What is needed = Copy each line holding the string "Study".

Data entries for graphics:
──────────
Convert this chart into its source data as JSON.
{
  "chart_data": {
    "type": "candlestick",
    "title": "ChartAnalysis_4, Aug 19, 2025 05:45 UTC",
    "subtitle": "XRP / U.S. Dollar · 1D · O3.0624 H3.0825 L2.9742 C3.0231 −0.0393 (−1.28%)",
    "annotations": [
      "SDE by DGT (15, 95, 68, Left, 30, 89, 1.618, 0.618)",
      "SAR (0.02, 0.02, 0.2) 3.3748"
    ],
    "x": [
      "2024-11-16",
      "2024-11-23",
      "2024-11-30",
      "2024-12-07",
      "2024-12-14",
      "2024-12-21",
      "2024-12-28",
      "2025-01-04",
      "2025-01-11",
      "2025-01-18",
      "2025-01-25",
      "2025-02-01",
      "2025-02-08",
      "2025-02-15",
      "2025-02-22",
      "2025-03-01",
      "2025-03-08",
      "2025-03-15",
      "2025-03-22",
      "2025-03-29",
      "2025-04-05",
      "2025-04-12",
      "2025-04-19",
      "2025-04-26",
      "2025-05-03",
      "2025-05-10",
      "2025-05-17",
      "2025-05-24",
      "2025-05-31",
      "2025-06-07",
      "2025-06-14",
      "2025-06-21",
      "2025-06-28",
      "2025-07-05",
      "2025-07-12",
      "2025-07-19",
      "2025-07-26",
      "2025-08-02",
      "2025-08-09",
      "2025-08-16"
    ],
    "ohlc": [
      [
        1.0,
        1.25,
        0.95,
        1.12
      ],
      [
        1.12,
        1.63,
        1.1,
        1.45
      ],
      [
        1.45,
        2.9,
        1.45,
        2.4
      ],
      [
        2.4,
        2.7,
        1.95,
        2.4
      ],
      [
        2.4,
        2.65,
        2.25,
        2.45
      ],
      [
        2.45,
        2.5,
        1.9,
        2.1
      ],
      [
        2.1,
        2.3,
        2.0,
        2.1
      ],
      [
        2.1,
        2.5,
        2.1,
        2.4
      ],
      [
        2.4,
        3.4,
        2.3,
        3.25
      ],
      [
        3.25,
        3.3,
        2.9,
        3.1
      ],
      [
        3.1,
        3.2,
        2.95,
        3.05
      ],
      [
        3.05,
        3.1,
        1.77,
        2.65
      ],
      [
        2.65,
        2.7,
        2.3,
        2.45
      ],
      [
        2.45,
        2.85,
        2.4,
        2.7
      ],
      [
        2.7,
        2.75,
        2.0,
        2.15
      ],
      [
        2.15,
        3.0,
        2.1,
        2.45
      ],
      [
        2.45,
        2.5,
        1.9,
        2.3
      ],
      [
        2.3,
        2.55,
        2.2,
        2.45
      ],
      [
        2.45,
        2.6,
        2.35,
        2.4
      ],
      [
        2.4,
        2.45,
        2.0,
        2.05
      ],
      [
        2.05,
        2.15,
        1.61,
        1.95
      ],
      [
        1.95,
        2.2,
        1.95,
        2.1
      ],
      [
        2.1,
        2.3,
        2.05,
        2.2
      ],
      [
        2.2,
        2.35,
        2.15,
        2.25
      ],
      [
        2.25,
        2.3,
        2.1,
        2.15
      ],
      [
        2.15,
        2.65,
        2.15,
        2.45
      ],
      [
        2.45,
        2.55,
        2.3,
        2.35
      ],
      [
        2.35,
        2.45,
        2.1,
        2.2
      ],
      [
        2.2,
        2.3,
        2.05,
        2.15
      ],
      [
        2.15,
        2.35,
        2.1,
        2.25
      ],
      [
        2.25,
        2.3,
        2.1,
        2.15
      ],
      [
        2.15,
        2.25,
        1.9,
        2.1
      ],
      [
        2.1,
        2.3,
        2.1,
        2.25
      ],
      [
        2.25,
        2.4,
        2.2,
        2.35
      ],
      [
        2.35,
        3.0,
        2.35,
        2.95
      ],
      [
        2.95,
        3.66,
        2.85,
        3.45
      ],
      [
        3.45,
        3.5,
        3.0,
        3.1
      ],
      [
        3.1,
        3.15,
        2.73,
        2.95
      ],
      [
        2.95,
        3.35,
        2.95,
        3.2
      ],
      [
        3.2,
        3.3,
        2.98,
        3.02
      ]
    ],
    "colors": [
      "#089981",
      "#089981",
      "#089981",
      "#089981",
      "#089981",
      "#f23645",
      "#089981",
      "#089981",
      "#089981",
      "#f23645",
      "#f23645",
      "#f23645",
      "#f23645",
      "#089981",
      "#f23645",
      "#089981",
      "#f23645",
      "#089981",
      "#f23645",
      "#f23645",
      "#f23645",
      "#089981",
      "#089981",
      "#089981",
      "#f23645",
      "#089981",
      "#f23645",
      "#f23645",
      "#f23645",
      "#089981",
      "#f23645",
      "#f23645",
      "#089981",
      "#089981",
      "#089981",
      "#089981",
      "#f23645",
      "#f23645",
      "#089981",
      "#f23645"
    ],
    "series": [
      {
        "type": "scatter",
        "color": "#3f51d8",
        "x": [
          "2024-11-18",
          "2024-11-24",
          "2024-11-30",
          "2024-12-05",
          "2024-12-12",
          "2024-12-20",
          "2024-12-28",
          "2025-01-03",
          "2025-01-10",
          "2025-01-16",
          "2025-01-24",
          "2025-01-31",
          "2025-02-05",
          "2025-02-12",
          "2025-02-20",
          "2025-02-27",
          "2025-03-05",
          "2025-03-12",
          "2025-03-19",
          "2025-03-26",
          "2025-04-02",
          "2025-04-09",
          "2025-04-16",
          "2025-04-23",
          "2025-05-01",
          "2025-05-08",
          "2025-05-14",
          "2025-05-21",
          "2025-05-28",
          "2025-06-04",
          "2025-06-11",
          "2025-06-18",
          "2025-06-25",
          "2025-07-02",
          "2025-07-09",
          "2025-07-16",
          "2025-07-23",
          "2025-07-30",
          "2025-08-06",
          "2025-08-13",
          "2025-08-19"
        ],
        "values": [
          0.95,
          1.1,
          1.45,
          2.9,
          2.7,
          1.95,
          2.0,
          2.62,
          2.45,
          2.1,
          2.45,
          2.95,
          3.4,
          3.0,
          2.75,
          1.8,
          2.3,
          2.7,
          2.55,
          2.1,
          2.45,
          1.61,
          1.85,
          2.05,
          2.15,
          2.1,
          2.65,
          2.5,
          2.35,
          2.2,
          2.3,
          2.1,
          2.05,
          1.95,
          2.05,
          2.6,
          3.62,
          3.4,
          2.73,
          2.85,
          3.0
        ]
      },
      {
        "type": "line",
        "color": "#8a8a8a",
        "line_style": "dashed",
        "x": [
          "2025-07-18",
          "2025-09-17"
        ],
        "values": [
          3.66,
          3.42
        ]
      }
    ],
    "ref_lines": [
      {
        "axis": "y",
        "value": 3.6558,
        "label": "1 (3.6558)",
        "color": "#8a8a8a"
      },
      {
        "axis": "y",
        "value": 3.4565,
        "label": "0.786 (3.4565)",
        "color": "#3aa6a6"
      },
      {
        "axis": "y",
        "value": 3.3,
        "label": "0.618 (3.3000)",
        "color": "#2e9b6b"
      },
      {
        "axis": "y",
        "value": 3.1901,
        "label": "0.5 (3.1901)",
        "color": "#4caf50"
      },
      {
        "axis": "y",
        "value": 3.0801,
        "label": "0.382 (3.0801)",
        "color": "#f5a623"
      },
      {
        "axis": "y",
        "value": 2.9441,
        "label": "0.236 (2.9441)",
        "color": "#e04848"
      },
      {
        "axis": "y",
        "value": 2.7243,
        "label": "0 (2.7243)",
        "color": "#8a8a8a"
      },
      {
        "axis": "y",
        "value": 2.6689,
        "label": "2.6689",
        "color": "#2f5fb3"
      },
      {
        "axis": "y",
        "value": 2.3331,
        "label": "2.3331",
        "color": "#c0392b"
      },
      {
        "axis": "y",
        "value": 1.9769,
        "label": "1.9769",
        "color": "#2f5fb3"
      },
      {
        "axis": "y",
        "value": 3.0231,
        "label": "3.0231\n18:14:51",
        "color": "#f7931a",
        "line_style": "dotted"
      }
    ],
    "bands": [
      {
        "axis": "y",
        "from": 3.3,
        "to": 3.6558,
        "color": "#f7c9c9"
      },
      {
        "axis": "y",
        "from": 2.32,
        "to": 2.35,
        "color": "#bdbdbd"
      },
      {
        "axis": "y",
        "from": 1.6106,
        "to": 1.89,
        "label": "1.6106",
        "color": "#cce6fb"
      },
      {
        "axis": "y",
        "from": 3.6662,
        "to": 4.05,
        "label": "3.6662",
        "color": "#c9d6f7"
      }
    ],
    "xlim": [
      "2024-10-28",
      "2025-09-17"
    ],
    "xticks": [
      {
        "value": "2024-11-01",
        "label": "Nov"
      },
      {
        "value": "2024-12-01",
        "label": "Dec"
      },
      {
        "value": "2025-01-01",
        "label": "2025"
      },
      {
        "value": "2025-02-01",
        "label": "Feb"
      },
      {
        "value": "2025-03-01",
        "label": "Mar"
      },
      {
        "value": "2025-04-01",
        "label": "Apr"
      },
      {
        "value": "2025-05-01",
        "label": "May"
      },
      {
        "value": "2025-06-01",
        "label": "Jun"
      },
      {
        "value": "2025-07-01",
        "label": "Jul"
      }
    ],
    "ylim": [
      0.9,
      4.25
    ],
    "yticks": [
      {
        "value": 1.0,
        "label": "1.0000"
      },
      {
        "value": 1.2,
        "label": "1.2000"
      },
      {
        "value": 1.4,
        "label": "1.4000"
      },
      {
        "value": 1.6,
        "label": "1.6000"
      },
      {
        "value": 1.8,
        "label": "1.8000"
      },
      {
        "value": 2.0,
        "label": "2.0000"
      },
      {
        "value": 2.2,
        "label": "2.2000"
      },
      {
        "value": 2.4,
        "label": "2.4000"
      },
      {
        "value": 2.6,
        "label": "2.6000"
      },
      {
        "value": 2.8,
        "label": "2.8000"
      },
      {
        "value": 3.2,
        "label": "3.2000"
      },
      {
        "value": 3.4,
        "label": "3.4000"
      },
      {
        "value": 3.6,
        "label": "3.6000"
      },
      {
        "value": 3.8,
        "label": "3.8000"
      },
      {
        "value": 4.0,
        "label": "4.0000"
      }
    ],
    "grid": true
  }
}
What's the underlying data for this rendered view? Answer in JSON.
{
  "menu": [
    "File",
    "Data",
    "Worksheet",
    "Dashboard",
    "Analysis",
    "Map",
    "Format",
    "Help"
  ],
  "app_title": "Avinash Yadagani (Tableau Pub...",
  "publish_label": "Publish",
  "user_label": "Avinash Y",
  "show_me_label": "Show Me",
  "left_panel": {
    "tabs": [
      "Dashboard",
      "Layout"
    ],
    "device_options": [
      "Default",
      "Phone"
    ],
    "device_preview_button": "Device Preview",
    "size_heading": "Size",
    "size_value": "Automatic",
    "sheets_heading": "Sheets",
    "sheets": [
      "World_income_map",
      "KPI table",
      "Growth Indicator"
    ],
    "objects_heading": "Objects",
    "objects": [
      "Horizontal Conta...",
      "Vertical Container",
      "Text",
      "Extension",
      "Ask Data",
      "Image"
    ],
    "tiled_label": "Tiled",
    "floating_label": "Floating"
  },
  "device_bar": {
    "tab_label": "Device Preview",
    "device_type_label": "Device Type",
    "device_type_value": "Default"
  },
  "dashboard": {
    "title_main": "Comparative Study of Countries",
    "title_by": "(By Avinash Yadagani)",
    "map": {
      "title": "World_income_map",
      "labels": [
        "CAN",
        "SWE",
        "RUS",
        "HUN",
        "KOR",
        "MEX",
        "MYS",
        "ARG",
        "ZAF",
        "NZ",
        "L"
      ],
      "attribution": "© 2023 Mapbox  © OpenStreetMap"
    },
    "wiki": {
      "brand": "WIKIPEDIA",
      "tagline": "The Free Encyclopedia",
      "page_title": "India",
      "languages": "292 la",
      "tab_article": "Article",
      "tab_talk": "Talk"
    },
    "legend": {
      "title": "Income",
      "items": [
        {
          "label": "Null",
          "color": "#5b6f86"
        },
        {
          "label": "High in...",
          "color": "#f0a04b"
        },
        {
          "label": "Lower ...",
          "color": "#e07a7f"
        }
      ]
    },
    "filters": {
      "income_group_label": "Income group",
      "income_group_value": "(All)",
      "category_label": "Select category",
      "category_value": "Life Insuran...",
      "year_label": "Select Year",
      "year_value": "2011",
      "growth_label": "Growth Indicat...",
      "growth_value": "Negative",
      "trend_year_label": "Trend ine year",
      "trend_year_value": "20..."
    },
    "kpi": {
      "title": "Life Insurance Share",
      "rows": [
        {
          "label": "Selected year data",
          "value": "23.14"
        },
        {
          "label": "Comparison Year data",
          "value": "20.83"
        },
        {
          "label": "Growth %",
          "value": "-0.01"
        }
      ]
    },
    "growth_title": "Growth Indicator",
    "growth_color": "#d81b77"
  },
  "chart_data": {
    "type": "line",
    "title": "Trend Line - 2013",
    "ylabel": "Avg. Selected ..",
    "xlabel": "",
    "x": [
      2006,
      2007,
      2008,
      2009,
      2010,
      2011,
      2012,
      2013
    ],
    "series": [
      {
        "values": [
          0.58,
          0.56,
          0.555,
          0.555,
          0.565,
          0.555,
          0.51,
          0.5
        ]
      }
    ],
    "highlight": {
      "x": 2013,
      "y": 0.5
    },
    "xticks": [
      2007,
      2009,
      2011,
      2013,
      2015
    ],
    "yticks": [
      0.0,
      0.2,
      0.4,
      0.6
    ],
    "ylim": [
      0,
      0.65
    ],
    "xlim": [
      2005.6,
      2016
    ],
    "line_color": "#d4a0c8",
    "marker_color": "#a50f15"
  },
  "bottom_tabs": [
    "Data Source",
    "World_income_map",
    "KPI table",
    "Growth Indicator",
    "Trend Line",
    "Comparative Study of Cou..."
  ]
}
──────────
Response =
    "title_main": "Comparative Study of Countries",
    "Comparative Study of Cou..."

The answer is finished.